### What you are asked to do
The lines to extract start at the one containing "What does this" and end with the last line; give them exactly and nothing more.

=====

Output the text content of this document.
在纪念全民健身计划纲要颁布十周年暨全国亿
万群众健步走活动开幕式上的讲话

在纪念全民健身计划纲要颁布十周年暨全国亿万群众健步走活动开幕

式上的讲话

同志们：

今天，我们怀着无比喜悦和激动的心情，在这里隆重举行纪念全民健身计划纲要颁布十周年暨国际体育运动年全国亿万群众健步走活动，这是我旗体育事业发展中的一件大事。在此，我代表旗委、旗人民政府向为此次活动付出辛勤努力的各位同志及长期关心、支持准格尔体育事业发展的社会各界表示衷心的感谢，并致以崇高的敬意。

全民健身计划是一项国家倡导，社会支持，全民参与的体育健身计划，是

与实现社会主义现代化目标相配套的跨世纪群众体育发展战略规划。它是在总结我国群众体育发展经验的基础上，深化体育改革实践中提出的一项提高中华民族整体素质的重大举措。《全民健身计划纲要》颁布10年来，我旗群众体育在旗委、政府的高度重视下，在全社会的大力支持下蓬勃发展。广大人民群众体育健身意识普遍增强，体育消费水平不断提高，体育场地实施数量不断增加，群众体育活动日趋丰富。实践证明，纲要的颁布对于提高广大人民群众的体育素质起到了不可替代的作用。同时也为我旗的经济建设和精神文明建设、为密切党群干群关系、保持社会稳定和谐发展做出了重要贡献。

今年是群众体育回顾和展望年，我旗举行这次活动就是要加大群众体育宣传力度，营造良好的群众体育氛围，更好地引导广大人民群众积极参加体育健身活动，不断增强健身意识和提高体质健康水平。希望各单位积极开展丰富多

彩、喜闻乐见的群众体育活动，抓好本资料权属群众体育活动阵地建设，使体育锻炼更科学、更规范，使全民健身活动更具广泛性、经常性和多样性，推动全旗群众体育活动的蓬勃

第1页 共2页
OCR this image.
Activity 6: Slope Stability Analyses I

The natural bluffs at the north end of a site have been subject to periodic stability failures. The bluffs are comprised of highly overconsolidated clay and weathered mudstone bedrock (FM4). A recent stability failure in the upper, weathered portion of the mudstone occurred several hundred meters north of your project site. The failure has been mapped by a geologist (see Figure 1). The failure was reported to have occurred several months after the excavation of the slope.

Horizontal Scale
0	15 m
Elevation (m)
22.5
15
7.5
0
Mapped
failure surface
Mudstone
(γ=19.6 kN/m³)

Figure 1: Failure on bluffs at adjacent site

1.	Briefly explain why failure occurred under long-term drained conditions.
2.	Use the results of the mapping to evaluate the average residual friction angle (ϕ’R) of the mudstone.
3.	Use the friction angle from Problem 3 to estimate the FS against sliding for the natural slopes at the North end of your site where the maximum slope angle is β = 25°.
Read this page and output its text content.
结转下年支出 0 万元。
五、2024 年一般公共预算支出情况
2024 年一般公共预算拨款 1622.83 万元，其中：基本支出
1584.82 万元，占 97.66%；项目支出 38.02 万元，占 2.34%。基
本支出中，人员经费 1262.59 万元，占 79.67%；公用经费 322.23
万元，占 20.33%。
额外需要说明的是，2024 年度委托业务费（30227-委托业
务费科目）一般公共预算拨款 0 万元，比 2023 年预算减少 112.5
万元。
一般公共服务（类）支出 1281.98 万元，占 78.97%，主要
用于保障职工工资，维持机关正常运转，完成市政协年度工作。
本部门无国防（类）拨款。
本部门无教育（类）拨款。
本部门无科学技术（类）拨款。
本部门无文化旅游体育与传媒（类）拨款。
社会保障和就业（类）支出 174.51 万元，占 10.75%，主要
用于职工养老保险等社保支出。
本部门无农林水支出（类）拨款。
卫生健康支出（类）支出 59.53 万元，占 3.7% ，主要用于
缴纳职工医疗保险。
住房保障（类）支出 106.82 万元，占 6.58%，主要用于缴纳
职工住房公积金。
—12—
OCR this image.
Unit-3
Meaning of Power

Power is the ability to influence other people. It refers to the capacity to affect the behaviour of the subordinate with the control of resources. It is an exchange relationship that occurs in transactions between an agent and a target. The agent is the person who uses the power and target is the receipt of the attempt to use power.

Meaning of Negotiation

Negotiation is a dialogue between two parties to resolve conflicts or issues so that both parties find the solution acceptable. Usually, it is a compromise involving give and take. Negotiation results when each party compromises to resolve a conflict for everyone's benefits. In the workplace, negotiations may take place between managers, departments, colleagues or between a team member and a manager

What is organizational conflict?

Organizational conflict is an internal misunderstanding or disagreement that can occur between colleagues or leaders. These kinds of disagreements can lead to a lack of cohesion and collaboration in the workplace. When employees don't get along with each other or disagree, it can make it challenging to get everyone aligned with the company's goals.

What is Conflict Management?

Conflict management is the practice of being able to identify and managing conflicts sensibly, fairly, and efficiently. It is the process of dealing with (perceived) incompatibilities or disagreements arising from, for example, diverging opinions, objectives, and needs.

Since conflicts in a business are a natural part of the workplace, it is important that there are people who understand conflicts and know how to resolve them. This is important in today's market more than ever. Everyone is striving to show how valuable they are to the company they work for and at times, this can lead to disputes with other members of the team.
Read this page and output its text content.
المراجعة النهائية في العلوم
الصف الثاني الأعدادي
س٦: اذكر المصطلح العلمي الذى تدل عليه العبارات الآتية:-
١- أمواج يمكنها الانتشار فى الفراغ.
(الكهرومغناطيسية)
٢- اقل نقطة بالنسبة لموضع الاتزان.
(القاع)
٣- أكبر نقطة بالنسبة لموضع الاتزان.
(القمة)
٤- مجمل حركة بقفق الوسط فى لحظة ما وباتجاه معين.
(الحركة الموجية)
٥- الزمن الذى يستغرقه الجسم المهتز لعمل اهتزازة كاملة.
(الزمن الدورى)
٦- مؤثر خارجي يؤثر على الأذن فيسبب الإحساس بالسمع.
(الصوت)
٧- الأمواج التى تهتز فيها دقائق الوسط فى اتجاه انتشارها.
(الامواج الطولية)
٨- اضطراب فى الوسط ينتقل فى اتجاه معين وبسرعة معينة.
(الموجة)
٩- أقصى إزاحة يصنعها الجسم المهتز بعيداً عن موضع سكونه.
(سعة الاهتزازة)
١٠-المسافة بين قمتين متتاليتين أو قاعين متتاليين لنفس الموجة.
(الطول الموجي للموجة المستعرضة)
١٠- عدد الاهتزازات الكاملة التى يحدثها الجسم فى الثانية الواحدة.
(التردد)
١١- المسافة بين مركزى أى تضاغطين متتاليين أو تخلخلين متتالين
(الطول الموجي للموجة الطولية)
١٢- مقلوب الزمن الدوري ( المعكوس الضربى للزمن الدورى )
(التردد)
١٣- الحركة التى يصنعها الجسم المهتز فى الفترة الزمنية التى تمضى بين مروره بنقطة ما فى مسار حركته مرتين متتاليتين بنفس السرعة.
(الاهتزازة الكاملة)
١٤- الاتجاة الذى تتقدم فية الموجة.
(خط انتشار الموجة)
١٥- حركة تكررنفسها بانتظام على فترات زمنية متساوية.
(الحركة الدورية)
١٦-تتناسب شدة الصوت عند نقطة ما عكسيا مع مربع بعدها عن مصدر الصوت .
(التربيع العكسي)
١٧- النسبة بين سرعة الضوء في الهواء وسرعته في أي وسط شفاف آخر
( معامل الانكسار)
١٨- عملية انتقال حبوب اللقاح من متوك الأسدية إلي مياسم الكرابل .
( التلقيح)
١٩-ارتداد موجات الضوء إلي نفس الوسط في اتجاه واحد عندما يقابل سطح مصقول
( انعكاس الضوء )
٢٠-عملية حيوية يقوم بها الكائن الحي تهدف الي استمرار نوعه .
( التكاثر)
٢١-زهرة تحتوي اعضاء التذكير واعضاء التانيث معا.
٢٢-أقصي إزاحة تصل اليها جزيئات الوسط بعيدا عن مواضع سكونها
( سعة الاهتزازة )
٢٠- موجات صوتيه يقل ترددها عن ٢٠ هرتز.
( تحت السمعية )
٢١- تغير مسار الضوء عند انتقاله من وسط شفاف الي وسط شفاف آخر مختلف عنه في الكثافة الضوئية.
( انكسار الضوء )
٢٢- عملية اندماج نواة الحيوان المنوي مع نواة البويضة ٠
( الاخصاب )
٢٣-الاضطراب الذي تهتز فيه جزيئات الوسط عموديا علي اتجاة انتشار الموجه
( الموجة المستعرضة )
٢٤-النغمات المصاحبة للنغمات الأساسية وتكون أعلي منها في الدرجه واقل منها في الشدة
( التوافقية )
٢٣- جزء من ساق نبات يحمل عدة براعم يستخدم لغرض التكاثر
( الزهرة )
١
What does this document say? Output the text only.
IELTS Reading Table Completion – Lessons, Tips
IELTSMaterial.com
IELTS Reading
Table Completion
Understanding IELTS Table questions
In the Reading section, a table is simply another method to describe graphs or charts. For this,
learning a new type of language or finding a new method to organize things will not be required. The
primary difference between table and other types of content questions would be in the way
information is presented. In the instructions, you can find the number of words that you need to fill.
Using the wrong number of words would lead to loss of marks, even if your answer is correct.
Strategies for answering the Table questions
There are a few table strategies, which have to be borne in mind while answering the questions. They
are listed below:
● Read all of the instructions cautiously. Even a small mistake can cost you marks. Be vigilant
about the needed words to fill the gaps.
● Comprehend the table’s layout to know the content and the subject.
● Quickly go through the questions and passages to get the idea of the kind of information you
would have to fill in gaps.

=====

### Task answer
What does this document say? Output the text only.
IELTS Reading Table Completion – Lessons, Tips
IELTSMaterial.com
IELTS Reading
Table Completion
Understanding IELTS Table questions
In the Reading section, a table is simply another method to describe graphs or charts. For this,
learning a new type of language or finding a new method to organize things will not be required. The
primary difference between table and other types of content questions would be in the way
information is presented. In the instructions, you can find the number of words that you need to fill.
Using the wrong number of words would lead to loss of marks, even if your answer is correct.
Strategies for answering the Table questions
There are a few table strategies, which have to be borne in mind while answering the questions. They
are listed below:
● Read all of the instructions cautiously. Even a small mistake can cost you marks. Be vigilant
about the needed words to fill the gaps.
● Comprehend the table’s layout to know the content and the subject.
● Quickly go through the questions and passages to get the idea of the kind of information you
would have to fill in gaps.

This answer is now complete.